◆ EXERCISE DETAILS: With the images set aside, retype every record below character for character.

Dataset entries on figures

* * * * *

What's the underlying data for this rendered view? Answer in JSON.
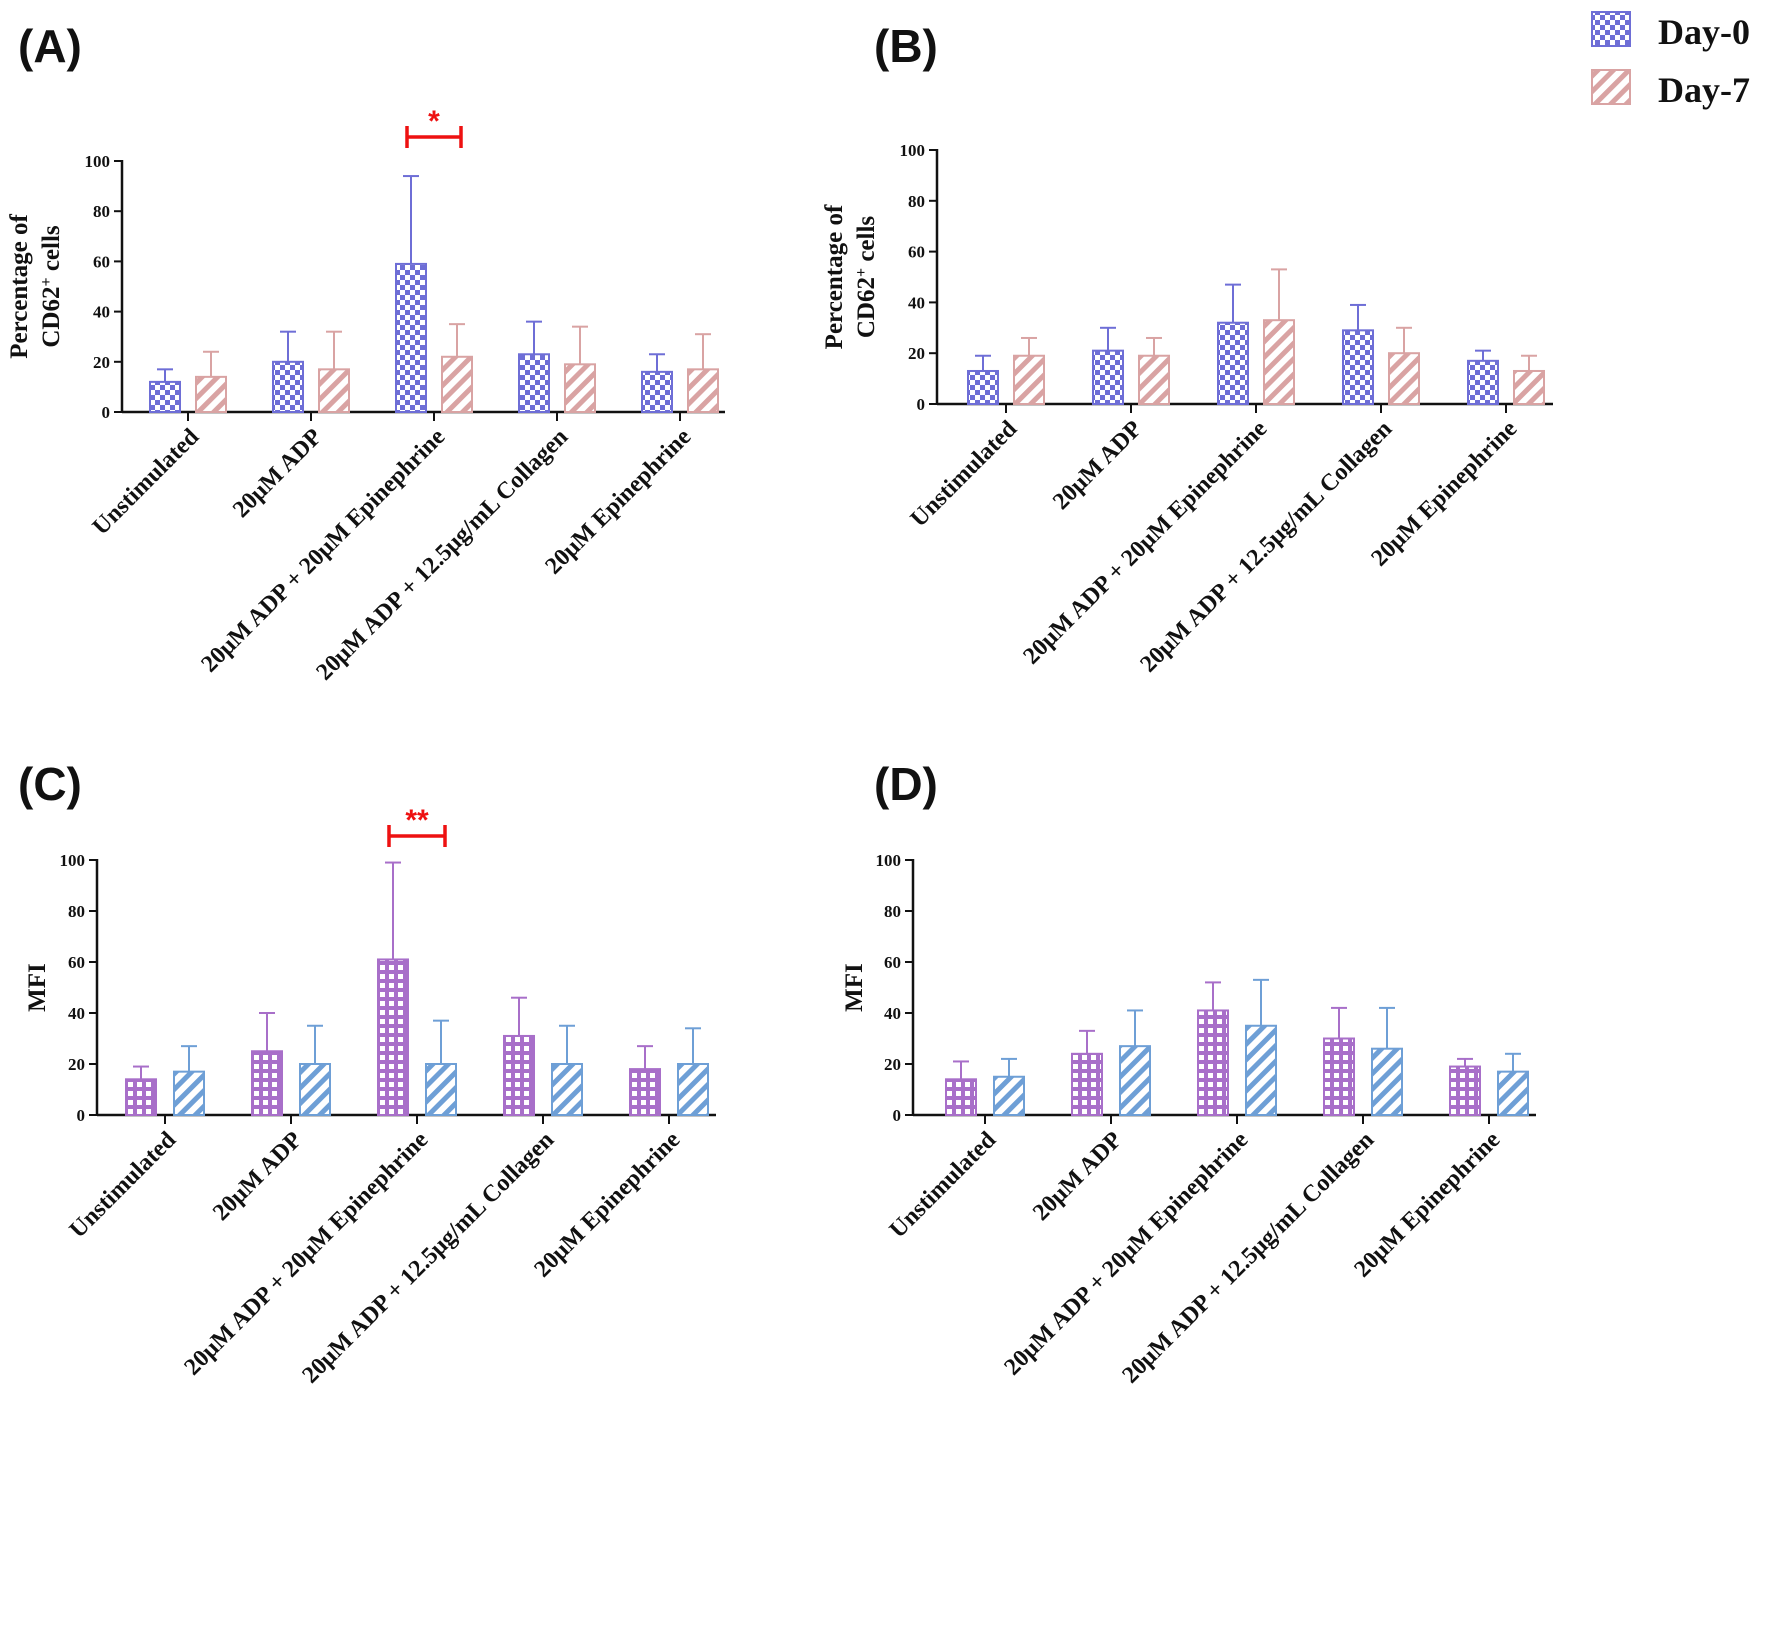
{
  "legend": {
    "day0": {
      "label": "Day-0",
      "color": "#6e6ed6"
    },
    "day7": {
      "label": "Day-7",
      "color": "#d9a3a3"
    }
  },
  "colors": {
    "panelC_day0": "#a86fc9",
    "panelC_day7": "#6e9fd6",
    "significance": "#ee1111",
    "axis": "#111111"
  },
  "categories": [
    "Unstimulated",
    "20μM ADP",
    "20μM ADP + 20μM Epinephrine",
    "20μM ADP + 12.5μg/mL Collagen",
    "20μM Epinephrine"
  ],
  "chart_data": [
    {
      "panel": "(A)",
      "type": "bar",
      "ylabel_line1": "Percentage of",
      "ylabel_line2": "CD62",
      "ylabel_sup": "+",
      "ylabel_suffix": " cells",
      "ylim": [
        0,
        100
      ],
      "yticks": [
        0,
        20,
        40,
        60,
        80,
        100
      ],
      "series": [
        {
          "name": "Day-0",
          "pattern": "checker",
          "color": "#6e6ed6",
          "values": [
            12,
            20,
            59,
            23,
            16
          ],
          "errors": [
            5,
            12,
            35,
            13,
            7
          ]
        },
        {
          "name": "Day-7",
          "pattern": "hatch",
          "color": "#d9a3a3",
          "values": [
            14,
            17,
            22,
            19,
            17
          ],
          "errors": [
            10,
            15,
            13,
            15,
            14
          ]
        }
      ],
      "significance": {
        "category_index": 2,
        "label": "*"
      }
    },
    {
      "panel": "(B)",
      "type": "bar",
      "ylabel_line1": "Percentage of",
      "ylabel_line2": "CD62",
      "ylabel_sup": "+",
      "ylabel_suffix": " cells",
      "ylim": [
        0,
        100
      ],
      "yticks": [
        0,
        20,
        40,
        60,
        80,
        100
      ],
      "series": [
        {
          "name": "Day-0",
          "pattern": "checker",
          "color": "#6e6ed6",
          "values": [
            13,
            21,
            32,
            29,
            17
          ],
          "errors": [
            6,
            9,
            15,
            10,
            4
          ]
        },
        {
          "name": "Day-7",
          "pattern": "hatch",
          "color": "#d9a3a3",
          "values": [
            19,
            19,
            33,
            20,
            13
          ],
          "errors": [
            7,
            7,
            20,
            10,
            6
          ]
        }
      ]
    },
    {
      "panel": "(C)",
      "type": "bar",
      "ylabel_line1": "MFI",
      "ylim": [
        0,
        100
      ],
      "yticks": [
        0,
        20,
        40,
        60,
        80,
        100
      ],
      "series": [
        {
          "name": "Day-0",
          "pattern": "grid",
          "color": "#a86fc9",
          "values": [
            14,
            25,
            61,
            31,
            18
          ],
          "errors": [
            5,
            15,
            38,
            15,
            9
          ]
        },
        {
          "name": "Day-7",
          "pattern": "hatch",
          "color": "#6e9fd6",
          "values": [
            17,
            20,
            20,
            20,
            20
          ],
          "errors": [
            10,
            15,
            17,
            15,
            14
          ]
        }
      ],
      "significance": {
        "category_index": 2,
        "label": "**"
      }
    },
    {
      "panel": "(D)",
      "type": "bar",
      "ylabel_line1": "MFI",
      "ylim": [
        0,
        100
      ],
      "yticks": [
        0,
        20,
        40,
        60,
        80,
        100
      ],
      "series": [
        {
          "name": "Day-0",
          "pattern": "grid",
          "color": "#a86fc9",
          "values": [
            14,
            24,
            41,
            30,
            19
          ],
          "errors": [
            7,
            9,
            11,
            12,
            3
          ]
        },
        {
          "name": "Day-7",
          "pattern": "hatch",
          "color": "#6e9fd6",
          "values": [
            15,
            27,
            35,
            26,
            17
          ],
          "errors": [
            7,
            14,
            18,
            16,
            7
          ]
        }
      ]
    }
  ]
}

* * * * *

◆ RESPONSE AREA:
What's the underlying data for this rendered view? Answer in JSON.
{
  "legend": {
    "day0": {
      "label": "Day-0",
      "color": "#6e6ed6"
    },
    "day7": {
      "label": "Day-7",
      "color": "#d9a3a3"
    }
  },
  "colors": {
    "panelC_day0": "#a86fc9",
    "panelC_day7": "#6e9fd6",
    "significance": "#ee1111",
    "axis": "#111111"
  },
  "categories": [
    "Unstimulated",
    "20μM ADP",
    "20μM ADP + 20μM Epinephrine",
    "20μM ADP + 12.5μg/mL Collagen",
    "20μM Epinephrine"
  ],
  "chart_data": [
    {
      "panel": "(A)",
      "type": "bar",
      "ylabel_line1": "Percentage of",
      "ylabel_line2": "CD62",
      "ylabel_sup": "+",
      "ylabel_suffix": " cells",
      "ylim": [
        0,
        100
      ],
      "yticks": [
        0,
        20,
        40,
        60,
        80,
        100
      ],
      "series": [
        {
          "name": "Day-0",
          "pattern": "checker",
          "color": "#6e6ed6",
          "values": [
            12,
            20,
            59,
            23,
            16
          ],
          "errors": [
            5,
            12,
            35,
            13,
            7
          ]
        },
        {
          "name": "Day-7",
          "pattern": "hatch",
          "color": "#d9a3a3",
          "values": [
            14,
            17,
            22,
            19,
            17
          ],
          "errors": [
            10,
            15,
            13,
            15,
            14
          ]
        }
      ],
      "significance": {
        "category_index": 2,
        "label": "*"
      }
    },
    {
      "panel": "(B)",
      "type": "bar",
      "ylabel_line1": "Percentage of",
      "ylabel_line2": "CD62",
      "ylabel_sup": "+",
      "ylabel_suffix": " cells",
      "ylim": [
        0,
        100
      ],
      "yticks": [
        0,
        20,
        40,
        60,
        80,
        100
      ],
      "series": [
        {
          "name": "Day-0",
          "pattern": "checker",
          "color": "#6e6ed6",
          "values": [
            13,
            21,
            32,
            29,
            17
          ],
          "errors": [
            6,
            9,
            15,
            10,
            4
          ]
        },
        {
          "name": "Day-7",
          "pattern": "hatch",
          "color": "#d9a3a3",
          "values": [
            19,
            19,
            33,
            20,
            13
          ],
          "errors": [
            7,
            7,
            20,
            10,
            6
          ]
        }
      ]
    },
    {
      "panel": "(C)",
      "type": "bar",
      "ylabel_line1": "MFI",
      "ylim": [
        0,
        100
      ],
      "yticks": [
        0,
        20,
        40,
        60,
        80,
        100
      ],
      "series": [
        {
          "name": "Day-0",
          "pattern": "grid",
          "color": "#a86fc9",
          "values": [
            14,
            25,
            61,
            31,
            18
          ],
          "errors": [
            5,
            15,
            38,
            15,
            9
          ]
        },
        {
          "name": "Day-7",
          "pattern": "hatch",
          "color": "#6e9fd6",
          "values": [
            17,
            20,
            20,
            20,
            20
          ],
          "errors": [
            10,
            15,
            17,
            15,
            14
          ]
        }
      ],
      "significance": {
        "category_index": 2,
        "label": "**"
      }
    },
    {
      "panel": "(D)",
      "type": "bar",
      "ylabel_line1": "MFI",
      "ylim": [
        0,
        100
      ],
      "yticks": [
        0,
        20,
        40,
        60,
        80,
        100
      ],
      "series": [
        {
          "name": "Day-0",
          "pattern": "grid",
          "color": "#a86fc9",
          "values": [
            14,
            24,
            41,
            30,
            19
          ],
          "errors": [
            7,
            9,
            11,
            12,
            3
          ]
        },
        {
          "name": "Day-7",
          "pattern": "hatch",
          "color": "#6e9fd6",
          "values": [
            15,
            27,
            35,
            26,
            17
          ],
          "errors": [
            7,
            14,
            18,
            16,
            7
          ]
        }
      ]
    }
  ]
}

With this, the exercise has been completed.